Niemand zal er door tot ware kennis Gods komen; niemand kan er door tot die ware kennis komen. Zo radikaal en door en door is de breuk van ons mensen met onze God. Zo totaal hebben we ons in Adam aan de duisternis prijs gegeven en besteden we ons leven in de duisternis van de moedwillige afkeer van God, die het Licht is. Maar dat we uit Gods spreken in de schepping, onderhouding en regering van de gehele wereld geen zuivere kennis Gods meer opdoen, mag niet op rekening van de algemene openbaring geschreven worden, doch komt volledig ten laste van de mens te liggen. Zo zullen de onzienlijke dingen, die God te aanschouwen geeft in het boek zijner schepping genoegzaam zijn om de mensen te overtuigen en hen alle onschuld te benemen.

Met alle klem moet telkens weer gewezen worden op het radikale van onze verdorvenheid, en op de opzettelijke moedwil waarmee wij van God zijn afgevallen en volharden in het boze.

Als we daarvan overtuigd zijn in het luisteren naar het Woord van God, moeten we met beving onderschrijven het woord, dat de gehele wereld voor God verdoemelijk zij (Rom. 3:19). De vraag, hoe het dan toch is met die miljoenen heidenen verstomt op onze lippen. God is Rechter, die beslist, we schrijven Hem geen ongerijmds toe. Er kan een siddering door ons gaan, maar God spreken wij vrij en wijzelf < — niet anderen — gaan onder het oordeel door: de ganse wereld voor God verdoemelijk.

Als we het zo verstaan, zullen we des te meer het weergaloze van de genade Gods in Christus, waarin Hij met zijn tweede openbaringsmiddel tot ons komt, n.1. zijn Woord, „waardoor Hij zichzelf ons nog klaarder en volkomener te kennen geeft, te weten, zoveel als ons van node is in dit leven, tot zijn eer en de zaligheid der zijnen". Daarin ligt al immers opgesloten, dat God een weg heeft gevonden, ja heeft willen stellen, waarlangs Hij afdaalt tot de mens, die zich in absolute vijandschap van Hem heeft losgescheurd en zich tegenover Hem opstelt en tegelijk in doodsangst voor Hem vlucht; de mens, die zich de eeuwige vervloeking heeft waardig gemaakt. —

Grondeloze barmhartigheid Gods! •—

Zo mogen we dan nu spreken van twee heerlijke middelen, die God geschonken heeft, opdat wij daardoor Hem zouden kennen.

Maar er is nog meer. We hebben ons immers door onze eigen schuld zo geheel en al verminkt; we zijn zo blind en doof, dat we in onszelf nog weer geheel onbekwaam zijn om die twee middelen op de rechte wijze te gebruiken en er de rechte vrucht uit te trekken.

» **Getoond materiaal**
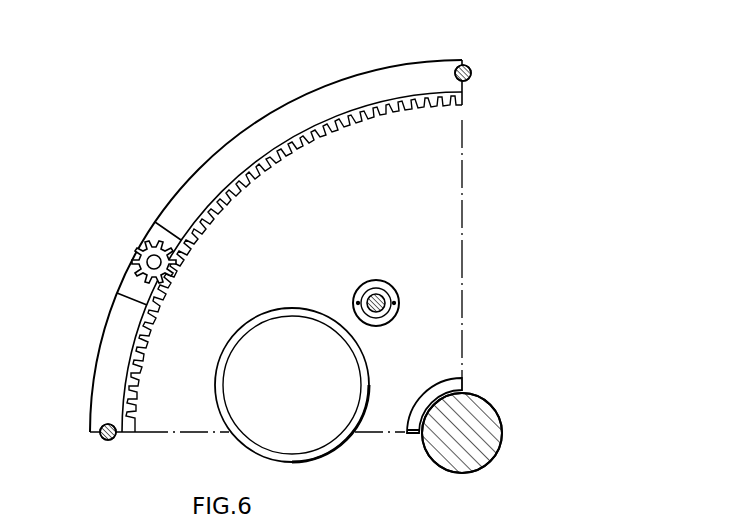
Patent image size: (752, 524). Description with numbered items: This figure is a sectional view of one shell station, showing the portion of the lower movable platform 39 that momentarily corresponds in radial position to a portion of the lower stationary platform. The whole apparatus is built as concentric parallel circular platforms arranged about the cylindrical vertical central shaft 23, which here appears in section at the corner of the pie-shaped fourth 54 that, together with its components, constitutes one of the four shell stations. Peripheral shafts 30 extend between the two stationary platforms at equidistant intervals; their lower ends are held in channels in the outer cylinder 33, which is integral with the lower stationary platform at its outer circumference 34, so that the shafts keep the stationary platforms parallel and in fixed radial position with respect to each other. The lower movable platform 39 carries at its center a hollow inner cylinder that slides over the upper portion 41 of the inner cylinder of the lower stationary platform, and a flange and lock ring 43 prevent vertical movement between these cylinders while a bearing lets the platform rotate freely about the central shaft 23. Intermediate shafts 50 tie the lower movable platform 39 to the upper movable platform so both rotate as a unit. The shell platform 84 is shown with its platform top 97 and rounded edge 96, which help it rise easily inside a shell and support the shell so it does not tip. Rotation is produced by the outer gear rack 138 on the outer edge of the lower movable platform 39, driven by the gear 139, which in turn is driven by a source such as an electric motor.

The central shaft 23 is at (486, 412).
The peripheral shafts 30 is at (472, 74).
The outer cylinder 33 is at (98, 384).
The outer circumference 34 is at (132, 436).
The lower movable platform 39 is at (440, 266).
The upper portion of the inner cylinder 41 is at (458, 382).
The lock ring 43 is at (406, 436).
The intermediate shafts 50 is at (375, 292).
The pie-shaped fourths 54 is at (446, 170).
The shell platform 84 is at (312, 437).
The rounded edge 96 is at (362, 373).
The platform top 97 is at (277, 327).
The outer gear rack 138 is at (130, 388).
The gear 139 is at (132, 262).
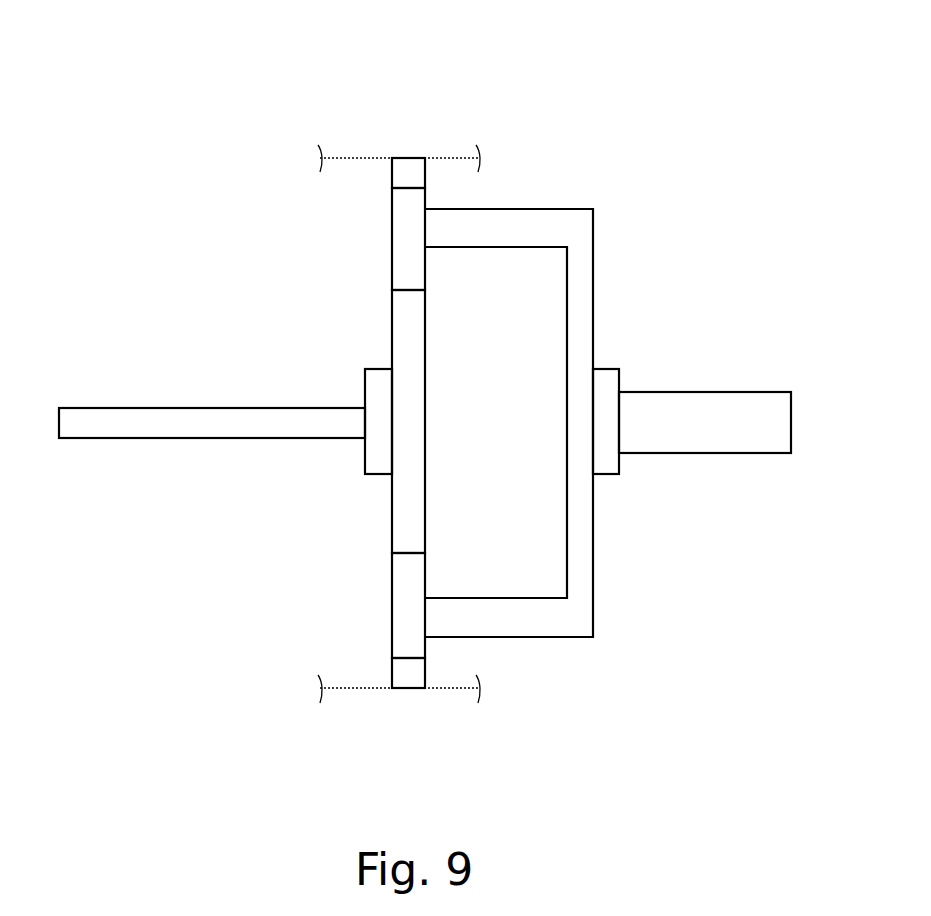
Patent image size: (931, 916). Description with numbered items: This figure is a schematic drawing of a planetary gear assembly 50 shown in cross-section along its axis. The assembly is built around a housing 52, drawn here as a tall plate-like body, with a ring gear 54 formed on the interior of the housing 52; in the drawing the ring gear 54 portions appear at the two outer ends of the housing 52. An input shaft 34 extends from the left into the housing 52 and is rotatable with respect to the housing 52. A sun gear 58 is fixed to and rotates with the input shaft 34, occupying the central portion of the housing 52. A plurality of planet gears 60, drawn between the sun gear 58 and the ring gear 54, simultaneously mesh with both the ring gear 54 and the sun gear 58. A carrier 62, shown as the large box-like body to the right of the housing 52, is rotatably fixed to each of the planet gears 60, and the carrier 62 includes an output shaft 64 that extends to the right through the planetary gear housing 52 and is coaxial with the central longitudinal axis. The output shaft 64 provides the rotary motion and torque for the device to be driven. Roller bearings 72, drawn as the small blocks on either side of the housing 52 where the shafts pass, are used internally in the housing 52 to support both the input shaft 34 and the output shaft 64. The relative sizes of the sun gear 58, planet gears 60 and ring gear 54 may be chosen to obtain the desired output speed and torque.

» **Opdrachten**
[1] Stel voor elk van de volgende beweringen vast of zij strookt met de tekst over de kennis Gods, en antwoord telkens met ja of nee, gevolgd door de doorslaggevende woorden uit die tekst als letterlijk citaat. (a) De oorzaak dat de mens uit de schepping geen zuivere kennis Gods meer opdoet, ligt bij de algemene openbaring. (b) De mens is in zichzelf bekwaam om de twee middelen op de rechte wijze te gebruiken. (c) Bij de verdoemelijkheid van de gehele wereld voor God wordt naar Romeinen 3:19 verwezen.
[2] Schrijf uit de tekst over de kennis Gods letterlijk het gedeelte over dat opent met de woorden waarin "Niemand zal er" staat en sluit met "onschuld te benemen.".

» **Uitwerkingen per opdracht**
[1]
(a) Nee: "mag niet op rekening van de algemene openbaring geschreven worden, doch komt volledig ten laste van de mens te liggen"
(b) Nee: "dat we in onszelf nog weer geheel onbekwaam zijn om die twee middelen op de rechte wijze te gebruiken"
(c) Ja: "dat de gehele wereld voor God verdoemelijk zij (Rom. 3:19)"

[2]
Niemand zal er door tot ware kennis Gods komen; niemand kan er door tot die ware kennis komen. Zo radikaal en door en door is de breuk van ons mensen met onze God. Zo totaal hebben we ons in Adam aan de duisternis prijs gegeven en besteden we ons leven in de duisternis van de moedwillige afkeer van God, die het Licht is. Maar dat we uit Gods spreken in de schepping, onderhouding en regering van de gehele wereld geen zuivere kennis Gods meer opdoen, mag niet op rekening van de algemene openbaring geschreven worden, doch komt volledig ten laste van de mens te liggen. Zo zullen de onzienlijke dingen, die God te aanschouwen geeft in het boek zijner schepping genoegzaam zijn om de mensen te overtuigen en hen alle onschuld te benemen.